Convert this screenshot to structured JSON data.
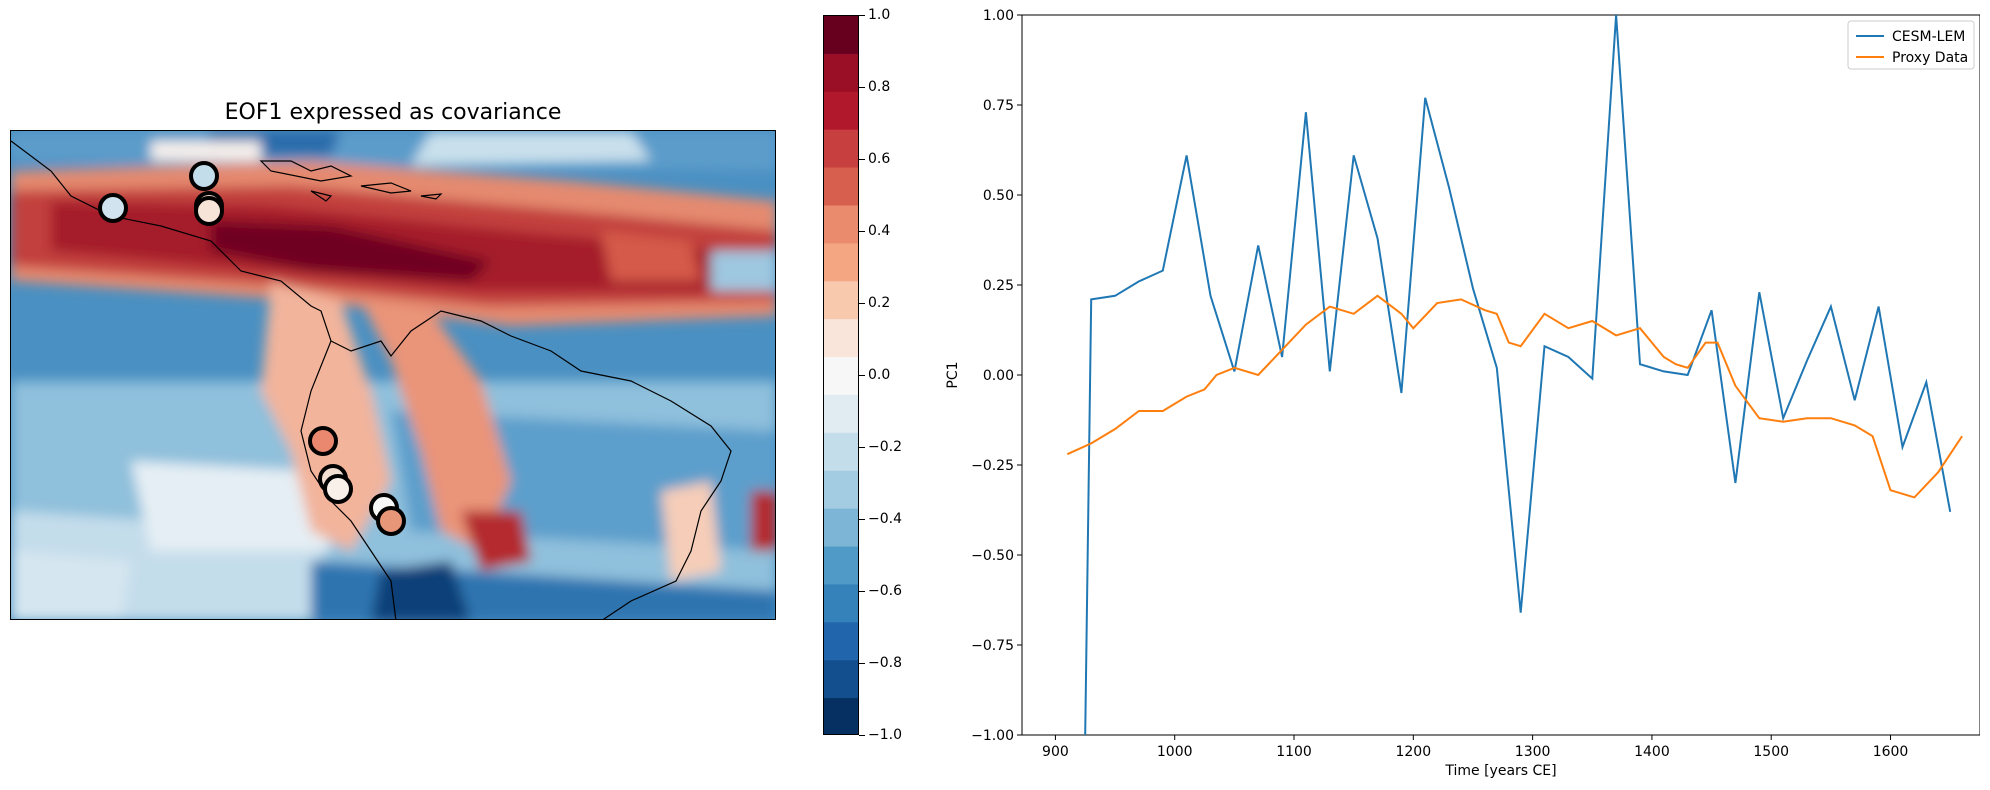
{
  "map": {
    "title": "EOF1 expressed as covariance",
    "colorbar": {
      "ticks": [
        "1.0",
        "0.8",
        "0.6",
        "0.4",
        "0.2",
        "0.0",
        "−0.2",
        "−0.4",
        "−0.6",
        "−0.8",
        "−1.0"
      ],
      "levels": [
        "#67001f",
        "#9a0f26",
        "#b2182b",
        "#c7403f",
        "#d6604d",
        "#ea8b6e",
        "#f4a582",
        "#f9c9ad",
        "#fae5da",
        "#f7f7f7",
        "#e0ebf2",
        "#c4ddeb",
        "#a3cbe2",
        "#7cb5d6",
        "#4f9ac6",
        "#3581b9",
        "#2166ac",
        "#134f8f",
        "#053061"
      ]
    },
    "proxy_sites": [
      {
        "color": "#c4ddeb"
      },
      {
        "color": "#f4d6c8"
      },
      {
        "color": "#d0e3ef"
      },
      {
        "color": "#f7e4d8"
      },
      {
        "color": "#e9886e"
      },
      {
        "color": "#f3ded2"
      },
      {
        "color": "#faf0ea"
      },
      {
        "color": "#f7f7f7"
      },
      {
        "color": "#e79678"
      }
    ]
  },
  "chart_data": {
    "type": "line",
    "title": "",
    "xlabel": "Time [years CE]",
    "ylabel": "PC1",
    "xlim": [
      872,
      1675
    ],
    "ylim": [
      -1.0,
      1.0
    ],
    "xticks": [
      "900",
      "1000",
      "1100",
      "1200",
      "1300",
      "1400",
      "1500",
      "1600"
    ],
    "yticks": [
      "1.00",
      "0.75",
      "0.50",
      "0.25",
      "0.00",
      "−0.25",
      "−0.50",
      "−0.75",
      "−1.00"
    ],
    "legend": "top-right",
    "series": [
      {
        "name": "CESM-LEM",
        "color": "#1f77b4",
        "x": [
          925,
          930,
          950,
          970,
          990,
          1010,
          1030,
          1050,
          1070,
          1090,
          1110,
          1130,
          1150,
          1170,
          1190,
          1210,
          1230,
          1250,
          1270,
          1290,
          1310,
          1330,
          1350,
          1370,
          1390,
          1410,
          1430,
          1450,
          1470,
          1490,
          1510,
          1530,
          1550,
          1570,
          1590,
          1610,
          1630,
          1650
        ],
        "y": [
          -1.0,
          0.21,
          0.22,
          0.26,
          0.29,
          0.61,
          0.22,
          0.01,
          0.36,
          0.05,
          0.73,
          0.01,
          0.61,
          0.38,
          -0.05,
          0.77,
          0.52,
          0.24,
          0.02,
          -0.66,
          0.08,
          0.05,
          -0.01,
          1.0,
          0.03,
          0.01,
          0.0,
          0.18,
          -0.3,
          0.23,
          -0.12,
          0.04,
          0.19,
          -0.07,
          0.19,
          -0.2,
          -0.02,
          -0.38
        ]
      },
      {
        "name": "Proxy Data",
        "color": "#ff7f0e",
        "x": [
          910,
          930,
          950,
          970,
          990,
          1010,
          1025,
          1035,
          1050,
          1070,
          1090,
          1110,
          1130,
          1150,
          1170,
          1190,
          1200,
          1220,
          1240,
          1260,
          1270,
          1280,
          1290,
          1310,
          1330,
          1350,
          1370,
          1390,
          1410,
          1420,
          1430,
          1445,
          1455,
          1470,
          1490,
          1510,
          1530,
          1550,
          1570,
          1585,
          1600,
          1620,
          1640,
          1660
        ],
        "y": [
          -0.22,
          -0.19,
          -0.15,
          -0.1,
          -0.1,
          -0.06,
          -0.04,
          0.0,
          0.02,
          0.0,
          0.07,
          0.14,
          0.19,
          0.17,
          0.22,
          0.17,
          0.13,
          0.2,
          0.21,
          0.18,
          0.17,
          0.09,
          0.08,
          0.17,
          0.13,
          0.15,
          0.11,
          0.13,
          0.05,
          0.03,
          0.02,
          0.09,
          0.09,
          -0.03,
          -0.12,
          -0.13,
          -0.12,
          -0.12,
          -0.14,
          -0.17,
          -0.32,
          -0.34,
          -0.27,
          -0.17
        ]
      }
    ]
  }
}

Exercise:
List each line of the entries that holds the string "title".

Solution for this task:
    "title": "EOF1 expressed as covariance",
    "title": "",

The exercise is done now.